> DATA ENTRIES:
#####

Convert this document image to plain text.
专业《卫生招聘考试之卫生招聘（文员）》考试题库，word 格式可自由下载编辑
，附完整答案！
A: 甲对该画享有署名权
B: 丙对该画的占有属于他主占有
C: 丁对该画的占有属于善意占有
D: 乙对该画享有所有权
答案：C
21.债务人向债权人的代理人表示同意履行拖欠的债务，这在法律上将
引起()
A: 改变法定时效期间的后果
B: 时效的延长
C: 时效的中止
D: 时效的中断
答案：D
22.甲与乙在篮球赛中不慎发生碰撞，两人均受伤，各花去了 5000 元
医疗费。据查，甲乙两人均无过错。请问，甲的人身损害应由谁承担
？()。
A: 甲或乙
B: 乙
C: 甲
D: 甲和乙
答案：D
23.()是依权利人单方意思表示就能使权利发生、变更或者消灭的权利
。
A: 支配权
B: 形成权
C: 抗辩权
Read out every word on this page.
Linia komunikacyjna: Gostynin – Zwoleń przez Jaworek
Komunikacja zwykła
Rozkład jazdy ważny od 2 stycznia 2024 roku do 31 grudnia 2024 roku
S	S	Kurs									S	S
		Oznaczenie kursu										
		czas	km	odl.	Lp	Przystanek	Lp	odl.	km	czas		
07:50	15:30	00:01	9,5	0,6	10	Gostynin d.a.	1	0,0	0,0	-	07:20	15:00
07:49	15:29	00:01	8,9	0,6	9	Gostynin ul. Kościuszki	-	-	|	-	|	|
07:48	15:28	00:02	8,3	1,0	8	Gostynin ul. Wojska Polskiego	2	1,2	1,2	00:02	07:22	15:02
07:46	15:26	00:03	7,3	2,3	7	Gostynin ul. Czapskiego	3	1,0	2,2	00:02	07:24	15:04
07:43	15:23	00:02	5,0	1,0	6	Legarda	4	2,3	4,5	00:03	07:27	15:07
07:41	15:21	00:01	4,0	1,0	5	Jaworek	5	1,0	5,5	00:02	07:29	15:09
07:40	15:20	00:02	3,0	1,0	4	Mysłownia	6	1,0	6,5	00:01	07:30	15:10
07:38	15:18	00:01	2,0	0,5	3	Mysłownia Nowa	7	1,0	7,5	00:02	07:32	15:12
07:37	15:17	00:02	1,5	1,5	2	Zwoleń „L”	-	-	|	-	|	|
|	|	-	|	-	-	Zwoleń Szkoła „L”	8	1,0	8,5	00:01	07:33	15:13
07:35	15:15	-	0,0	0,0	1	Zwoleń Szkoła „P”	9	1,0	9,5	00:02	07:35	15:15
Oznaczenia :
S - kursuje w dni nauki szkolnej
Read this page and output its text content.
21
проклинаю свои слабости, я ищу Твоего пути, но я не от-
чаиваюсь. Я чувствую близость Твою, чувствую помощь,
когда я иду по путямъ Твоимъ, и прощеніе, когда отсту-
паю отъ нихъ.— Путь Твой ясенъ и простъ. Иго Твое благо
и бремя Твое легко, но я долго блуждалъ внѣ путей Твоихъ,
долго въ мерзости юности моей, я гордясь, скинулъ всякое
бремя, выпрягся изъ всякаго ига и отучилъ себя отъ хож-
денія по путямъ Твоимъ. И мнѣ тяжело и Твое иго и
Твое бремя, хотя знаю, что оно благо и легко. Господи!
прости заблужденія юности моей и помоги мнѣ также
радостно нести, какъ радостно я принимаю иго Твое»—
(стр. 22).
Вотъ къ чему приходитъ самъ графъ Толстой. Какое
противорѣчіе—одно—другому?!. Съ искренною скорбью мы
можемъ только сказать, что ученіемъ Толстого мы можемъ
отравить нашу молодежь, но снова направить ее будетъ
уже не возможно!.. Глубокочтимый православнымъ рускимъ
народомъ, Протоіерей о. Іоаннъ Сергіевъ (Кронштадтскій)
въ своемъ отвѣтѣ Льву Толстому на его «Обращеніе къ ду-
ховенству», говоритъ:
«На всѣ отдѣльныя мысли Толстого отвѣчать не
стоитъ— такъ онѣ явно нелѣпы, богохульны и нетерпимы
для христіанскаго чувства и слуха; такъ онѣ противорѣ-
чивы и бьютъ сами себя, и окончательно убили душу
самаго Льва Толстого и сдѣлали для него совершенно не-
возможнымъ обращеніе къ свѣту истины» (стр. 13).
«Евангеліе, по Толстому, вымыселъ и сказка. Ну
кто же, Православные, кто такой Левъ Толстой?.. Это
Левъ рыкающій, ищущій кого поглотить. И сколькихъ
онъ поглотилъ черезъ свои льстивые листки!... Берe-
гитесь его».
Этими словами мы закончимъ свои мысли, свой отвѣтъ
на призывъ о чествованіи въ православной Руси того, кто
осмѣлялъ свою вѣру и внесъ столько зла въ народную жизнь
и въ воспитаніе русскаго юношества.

#####

Pull every line containing "Gostynin" out of the records.

> OUTPUT BELOW:
Linia komunikacyjna: Gostynin – Zwoleń przez Jaworek
07:50	15:30	00:01	9,5	0,6	10	Gostynin d.a.	1	0,0	0,0	-	07:20	15:00
07:49	15:29	00:01	8,9	0,6	9	Gostynin ul. Kościuszki	-	-	|	-	|	|
07:48	15:28	00:02	8,3	1,0	8	Gostynin ul. Wojska Polskiego	2	1,2	1,2	00:02	07:22	15:02
07:46	15:26	00:03	7,3	2,3	7	Gostynin ul. Czapskiego	3	1,0	2,2	00:02	07:24	15:04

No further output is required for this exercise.